Find every line in the listing below that contains the string "blank", and copy each one out. Case matters.

(Records from a collection)
::::::::::

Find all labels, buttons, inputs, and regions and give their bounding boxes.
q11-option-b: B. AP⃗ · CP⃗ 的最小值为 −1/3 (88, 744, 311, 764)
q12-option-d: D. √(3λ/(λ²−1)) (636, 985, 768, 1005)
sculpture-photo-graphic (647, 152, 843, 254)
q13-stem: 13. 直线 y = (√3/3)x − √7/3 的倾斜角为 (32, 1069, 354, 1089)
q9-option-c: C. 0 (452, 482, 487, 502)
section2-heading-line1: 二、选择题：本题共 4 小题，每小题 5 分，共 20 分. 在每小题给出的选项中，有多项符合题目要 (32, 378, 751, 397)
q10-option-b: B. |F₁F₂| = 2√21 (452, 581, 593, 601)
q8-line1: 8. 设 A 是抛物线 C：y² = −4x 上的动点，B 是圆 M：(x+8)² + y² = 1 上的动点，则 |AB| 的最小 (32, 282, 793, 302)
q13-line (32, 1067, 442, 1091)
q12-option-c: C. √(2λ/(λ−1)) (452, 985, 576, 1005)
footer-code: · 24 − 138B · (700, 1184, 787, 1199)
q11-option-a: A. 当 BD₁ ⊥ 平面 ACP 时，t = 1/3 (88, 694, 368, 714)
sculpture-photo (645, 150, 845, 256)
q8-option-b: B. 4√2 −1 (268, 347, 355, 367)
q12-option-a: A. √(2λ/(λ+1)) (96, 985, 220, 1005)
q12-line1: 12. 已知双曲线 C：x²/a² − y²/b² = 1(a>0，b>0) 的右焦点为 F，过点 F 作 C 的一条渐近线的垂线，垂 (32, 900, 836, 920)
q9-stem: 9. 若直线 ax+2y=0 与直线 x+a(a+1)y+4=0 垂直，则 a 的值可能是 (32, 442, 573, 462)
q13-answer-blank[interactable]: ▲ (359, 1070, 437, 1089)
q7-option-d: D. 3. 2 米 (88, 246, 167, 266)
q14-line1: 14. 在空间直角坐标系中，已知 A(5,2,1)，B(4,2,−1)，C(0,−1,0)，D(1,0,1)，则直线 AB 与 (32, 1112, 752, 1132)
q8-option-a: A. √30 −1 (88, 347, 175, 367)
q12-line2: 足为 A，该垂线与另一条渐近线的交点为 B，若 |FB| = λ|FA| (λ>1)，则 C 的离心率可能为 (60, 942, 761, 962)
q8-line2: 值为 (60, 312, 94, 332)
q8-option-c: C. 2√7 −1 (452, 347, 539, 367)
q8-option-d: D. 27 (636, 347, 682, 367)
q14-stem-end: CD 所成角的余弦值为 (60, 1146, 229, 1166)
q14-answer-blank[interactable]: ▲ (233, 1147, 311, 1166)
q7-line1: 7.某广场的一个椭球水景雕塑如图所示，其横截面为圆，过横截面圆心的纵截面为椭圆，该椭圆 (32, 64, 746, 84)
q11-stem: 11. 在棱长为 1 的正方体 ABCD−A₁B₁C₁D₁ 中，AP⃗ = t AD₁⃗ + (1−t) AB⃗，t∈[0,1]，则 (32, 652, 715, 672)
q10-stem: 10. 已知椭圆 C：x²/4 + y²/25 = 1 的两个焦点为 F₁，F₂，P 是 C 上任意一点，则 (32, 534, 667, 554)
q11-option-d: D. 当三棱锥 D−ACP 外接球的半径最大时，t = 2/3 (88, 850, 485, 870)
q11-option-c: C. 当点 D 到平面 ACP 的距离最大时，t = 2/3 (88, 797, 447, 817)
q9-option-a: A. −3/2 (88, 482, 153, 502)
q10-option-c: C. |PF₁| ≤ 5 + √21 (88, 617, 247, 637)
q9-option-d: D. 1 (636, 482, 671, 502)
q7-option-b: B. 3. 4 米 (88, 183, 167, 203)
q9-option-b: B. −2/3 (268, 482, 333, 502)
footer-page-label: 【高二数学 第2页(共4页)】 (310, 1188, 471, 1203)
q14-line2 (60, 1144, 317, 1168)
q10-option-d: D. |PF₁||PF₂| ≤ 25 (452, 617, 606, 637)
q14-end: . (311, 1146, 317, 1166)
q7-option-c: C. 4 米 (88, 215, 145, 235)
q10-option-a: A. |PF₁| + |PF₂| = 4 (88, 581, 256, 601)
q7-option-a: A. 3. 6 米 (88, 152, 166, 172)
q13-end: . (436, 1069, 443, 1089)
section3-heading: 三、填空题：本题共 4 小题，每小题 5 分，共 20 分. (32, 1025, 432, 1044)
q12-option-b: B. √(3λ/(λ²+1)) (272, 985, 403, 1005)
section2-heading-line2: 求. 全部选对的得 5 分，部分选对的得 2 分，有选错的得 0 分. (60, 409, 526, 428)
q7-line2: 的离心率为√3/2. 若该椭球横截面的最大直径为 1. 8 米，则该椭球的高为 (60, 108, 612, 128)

::::::::::

- _Expected output_
q13-answer-blank[interactable]: ▲ (359, 1070, 437, 1089)
q14-answer-blank[interactable]: ▲ (233, 1147, 311, 1166)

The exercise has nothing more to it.